EXERCISE –
Copy every line of the following data that includes the string "NOAA".

RECORDED DATA –
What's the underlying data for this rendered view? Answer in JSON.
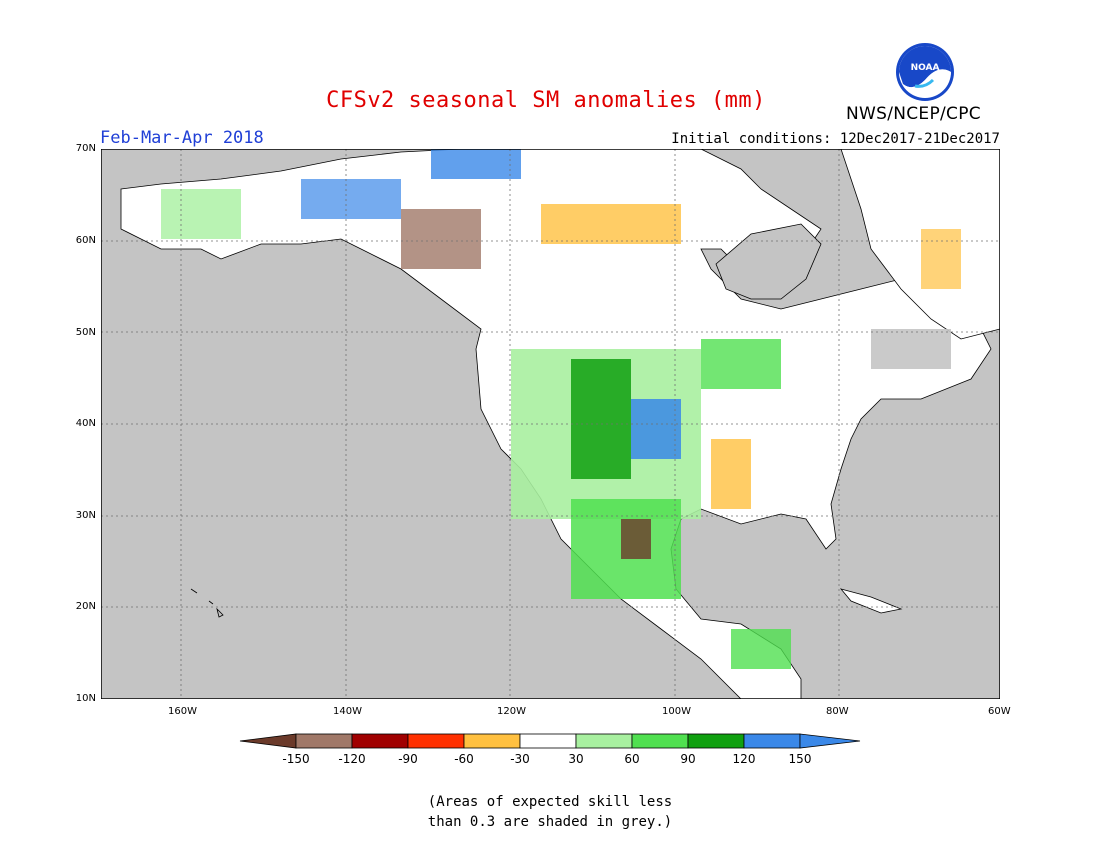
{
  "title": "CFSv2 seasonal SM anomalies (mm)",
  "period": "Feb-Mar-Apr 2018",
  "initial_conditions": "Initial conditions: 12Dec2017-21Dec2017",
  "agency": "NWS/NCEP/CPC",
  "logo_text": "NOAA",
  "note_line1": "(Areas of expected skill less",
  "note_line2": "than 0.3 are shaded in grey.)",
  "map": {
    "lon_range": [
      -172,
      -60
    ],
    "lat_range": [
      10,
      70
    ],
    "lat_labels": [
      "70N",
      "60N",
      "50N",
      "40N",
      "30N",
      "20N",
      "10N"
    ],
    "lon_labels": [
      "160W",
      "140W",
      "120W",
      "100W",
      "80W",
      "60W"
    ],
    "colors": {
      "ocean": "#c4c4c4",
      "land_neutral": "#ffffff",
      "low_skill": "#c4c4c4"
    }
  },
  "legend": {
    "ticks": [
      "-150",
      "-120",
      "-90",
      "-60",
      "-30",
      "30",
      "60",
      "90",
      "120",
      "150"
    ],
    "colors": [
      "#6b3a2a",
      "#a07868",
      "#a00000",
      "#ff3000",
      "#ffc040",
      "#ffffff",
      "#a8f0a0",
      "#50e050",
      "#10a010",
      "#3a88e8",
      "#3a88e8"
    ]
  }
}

--

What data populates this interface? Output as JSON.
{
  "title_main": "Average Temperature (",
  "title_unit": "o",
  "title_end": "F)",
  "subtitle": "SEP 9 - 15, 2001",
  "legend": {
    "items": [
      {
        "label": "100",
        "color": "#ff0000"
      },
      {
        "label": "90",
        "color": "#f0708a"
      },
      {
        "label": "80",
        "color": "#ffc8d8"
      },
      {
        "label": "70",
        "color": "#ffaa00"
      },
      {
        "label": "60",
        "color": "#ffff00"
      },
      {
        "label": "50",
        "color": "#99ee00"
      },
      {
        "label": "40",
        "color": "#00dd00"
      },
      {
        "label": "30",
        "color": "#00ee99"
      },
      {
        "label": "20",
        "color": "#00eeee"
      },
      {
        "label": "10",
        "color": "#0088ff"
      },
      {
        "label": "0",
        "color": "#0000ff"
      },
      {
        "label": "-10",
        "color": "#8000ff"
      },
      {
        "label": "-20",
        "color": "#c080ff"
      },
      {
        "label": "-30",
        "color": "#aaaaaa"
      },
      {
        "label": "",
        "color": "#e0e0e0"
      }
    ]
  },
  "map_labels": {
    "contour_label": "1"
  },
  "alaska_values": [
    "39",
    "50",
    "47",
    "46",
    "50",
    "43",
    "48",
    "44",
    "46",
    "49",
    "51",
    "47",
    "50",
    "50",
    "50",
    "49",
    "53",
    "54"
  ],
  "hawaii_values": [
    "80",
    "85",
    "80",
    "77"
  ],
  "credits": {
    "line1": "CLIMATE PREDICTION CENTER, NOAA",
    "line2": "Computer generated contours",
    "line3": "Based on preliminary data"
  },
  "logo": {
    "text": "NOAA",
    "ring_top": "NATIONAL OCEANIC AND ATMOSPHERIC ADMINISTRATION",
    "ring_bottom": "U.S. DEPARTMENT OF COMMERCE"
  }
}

---

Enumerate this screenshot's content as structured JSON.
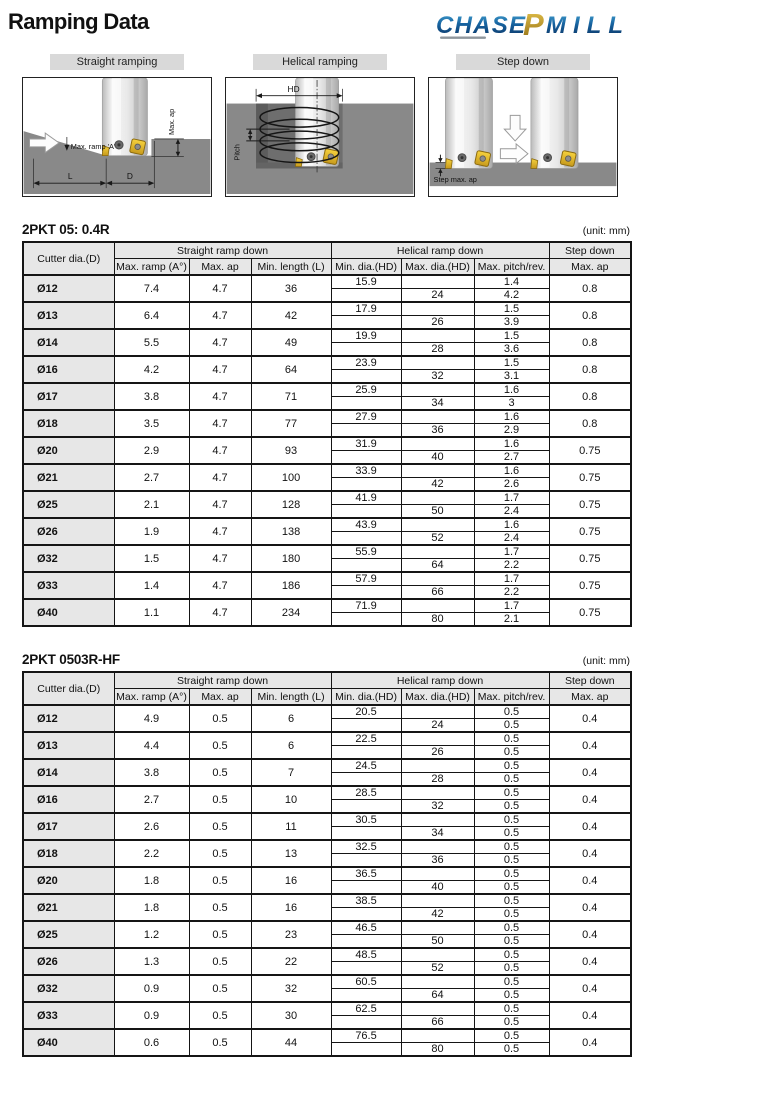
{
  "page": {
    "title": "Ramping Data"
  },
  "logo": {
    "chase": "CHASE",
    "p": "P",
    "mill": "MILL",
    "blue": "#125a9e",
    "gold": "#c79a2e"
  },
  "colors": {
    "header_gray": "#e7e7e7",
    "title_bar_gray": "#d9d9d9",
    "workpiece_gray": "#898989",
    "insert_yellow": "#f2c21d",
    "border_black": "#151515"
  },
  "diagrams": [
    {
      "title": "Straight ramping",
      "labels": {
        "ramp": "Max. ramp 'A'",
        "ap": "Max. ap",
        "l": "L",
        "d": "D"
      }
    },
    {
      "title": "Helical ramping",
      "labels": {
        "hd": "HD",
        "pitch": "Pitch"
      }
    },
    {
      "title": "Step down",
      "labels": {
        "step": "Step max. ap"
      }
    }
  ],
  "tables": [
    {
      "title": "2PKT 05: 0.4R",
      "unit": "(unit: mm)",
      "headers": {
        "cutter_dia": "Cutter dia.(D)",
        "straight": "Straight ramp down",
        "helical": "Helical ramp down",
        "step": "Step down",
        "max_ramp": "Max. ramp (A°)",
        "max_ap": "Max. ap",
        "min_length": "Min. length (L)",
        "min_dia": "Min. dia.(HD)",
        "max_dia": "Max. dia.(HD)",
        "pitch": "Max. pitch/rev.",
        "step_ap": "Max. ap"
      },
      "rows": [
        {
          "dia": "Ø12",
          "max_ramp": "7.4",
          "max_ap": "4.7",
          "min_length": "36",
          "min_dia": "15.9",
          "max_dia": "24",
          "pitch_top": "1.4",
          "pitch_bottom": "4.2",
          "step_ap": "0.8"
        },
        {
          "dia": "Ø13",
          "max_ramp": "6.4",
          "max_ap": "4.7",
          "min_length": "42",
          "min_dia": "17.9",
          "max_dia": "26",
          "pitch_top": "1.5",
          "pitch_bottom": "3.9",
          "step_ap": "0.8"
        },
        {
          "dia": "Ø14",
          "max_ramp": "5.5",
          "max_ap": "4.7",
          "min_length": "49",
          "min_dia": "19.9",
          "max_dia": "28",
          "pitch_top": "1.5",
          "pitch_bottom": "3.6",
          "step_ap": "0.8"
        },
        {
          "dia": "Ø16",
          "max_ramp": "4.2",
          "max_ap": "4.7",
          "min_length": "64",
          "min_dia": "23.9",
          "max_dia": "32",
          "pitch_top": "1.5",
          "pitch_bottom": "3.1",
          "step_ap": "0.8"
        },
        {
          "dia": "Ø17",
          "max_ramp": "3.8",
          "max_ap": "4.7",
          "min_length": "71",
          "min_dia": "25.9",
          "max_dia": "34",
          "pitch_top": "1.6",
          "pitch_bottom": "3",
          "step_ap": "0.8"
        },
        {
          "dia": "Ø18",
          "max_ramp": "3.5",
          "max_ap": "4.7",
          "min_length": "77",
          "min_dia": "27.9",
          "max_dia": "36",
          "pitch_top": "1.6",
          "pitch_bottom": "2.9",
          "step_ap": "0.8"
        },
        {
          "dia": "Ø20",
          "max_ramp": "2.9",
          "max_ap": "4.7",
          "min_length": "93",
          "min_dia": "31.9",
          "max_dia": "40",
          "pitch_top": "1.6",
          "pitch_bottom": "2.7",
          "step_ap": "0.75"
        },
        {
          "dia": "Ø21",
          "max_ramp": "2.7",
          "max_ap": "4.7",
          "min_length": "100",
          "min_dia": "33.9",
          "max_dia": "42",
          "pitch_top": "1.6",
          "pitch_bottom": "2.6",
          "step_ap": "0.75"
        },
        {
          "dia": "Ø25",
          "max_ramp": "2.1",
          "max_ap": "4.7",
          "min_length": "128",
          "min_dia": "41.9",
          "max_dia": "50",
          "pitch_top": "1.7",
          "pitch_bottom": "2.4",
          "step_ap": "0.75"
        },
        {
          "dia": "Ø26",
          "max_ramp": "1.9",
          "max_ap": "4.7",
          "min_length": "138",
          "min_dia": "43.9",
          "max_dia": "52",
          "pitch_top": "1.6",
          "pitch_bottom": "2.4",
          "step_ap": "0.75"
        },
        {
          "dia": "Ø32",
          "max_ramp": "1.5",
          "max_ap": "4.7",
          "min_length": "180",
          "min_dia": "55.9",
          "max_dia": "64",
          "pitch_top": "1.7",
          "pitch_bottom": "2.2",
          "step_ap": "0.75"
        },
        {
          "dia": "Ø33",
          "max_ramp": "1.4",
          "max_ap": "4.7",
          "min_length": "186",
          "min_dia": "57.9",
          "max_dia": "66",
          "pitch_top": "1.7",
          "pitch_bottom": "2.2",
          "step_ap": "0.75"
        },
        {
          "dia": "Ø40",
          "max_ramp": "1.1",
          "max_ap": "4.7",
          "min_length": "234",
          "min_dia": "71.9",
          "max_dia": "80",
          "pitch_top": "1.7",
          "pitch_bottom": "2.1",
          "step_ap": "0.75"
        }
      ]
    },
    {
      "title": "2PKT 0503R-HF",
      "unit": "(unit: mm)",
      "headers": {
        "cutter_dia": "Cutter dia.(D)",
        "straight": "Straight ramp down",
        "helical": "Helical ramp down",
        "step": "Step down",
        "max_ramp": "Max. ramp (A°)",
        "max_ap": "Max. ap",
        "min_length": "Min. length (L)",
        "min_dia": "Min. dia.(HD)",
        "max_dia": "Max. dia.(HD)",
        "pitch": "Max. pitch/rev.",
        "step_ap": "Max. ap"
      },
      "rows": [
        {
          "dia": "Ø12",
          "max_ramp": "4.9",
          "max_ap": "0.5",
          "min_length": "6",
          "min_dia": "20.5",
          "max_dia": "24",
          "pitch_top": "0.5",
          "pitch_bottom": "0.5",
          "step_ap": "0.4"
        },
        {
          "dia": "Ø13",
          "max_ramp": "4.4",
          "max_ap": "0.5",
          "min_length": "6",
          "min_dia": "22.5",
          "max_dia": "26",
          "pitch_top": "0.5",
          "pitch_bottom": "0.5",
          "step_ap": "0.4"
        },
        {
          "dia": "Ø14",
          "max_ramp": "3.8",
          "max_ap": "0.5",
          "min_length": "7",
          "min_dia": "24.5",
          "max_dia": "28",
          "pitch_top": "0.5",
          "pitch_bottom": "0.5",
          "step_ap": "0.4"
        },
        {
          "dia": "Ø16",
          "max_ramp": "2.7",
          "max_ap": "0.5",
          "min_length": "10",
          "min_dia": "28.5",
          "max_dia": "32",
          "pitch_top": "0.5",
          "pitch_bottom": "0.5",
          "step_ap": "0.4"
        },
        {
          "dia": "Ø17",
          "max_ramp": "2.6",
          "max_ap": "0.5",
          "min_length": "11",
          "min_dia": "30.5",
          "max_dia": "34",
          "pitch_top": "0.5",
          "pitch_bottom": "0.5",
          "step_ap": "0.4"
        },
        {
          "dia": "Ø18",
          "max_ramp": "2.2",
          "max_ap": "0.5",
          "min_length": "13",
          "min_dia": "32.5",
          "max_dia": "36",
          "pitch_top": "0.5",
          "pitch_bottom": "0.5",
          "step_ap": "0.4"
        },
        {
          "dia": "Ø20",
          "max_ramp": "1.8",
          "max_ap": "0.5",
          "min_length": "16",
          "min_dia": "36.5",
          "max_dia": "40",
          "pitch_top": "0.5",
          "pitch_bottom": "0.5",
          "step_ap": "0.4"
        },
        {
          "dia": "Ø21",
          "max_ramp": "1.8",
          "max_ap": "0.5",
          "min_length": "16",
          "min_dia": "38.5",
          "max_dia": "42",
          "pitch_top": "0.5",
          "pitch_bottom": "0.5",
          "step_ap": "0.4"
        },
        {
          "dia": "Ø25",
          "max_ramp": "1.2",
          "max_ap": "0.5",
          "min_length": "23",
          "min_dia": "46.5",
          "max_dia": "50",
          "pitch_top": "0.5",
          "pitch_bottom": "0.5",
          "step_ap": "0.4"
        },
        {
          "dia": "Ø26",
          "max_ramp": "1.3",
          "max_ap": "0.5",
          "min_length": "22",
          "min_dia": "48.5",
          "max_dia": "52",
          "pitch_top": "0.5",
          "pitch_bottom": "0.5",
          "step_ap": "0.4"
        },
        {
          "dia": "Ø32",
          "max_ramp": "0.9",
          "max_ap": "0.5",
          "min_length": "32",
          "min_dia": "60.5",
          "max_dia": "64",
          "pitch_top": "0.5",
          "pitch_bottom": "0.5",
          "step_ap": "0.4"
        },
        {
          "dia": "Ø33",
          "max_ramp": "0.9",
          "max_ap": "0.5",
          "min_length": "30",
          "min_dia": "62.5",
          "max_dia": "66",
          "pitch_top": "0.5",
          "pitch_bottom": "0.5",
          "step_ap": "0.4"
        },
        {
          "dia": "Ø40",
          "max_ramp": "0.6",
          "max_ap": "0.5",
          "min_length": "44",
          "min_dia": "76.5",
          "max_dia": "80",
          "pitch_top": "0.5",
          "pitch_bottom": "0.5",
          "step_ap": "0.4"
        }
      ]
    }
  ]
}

TASK OUTPUT –
  "logo_text": "NOAA",
    "line1": "CLIMATE PREDICTION CENTER, NOAA",
    "text": "NOAA",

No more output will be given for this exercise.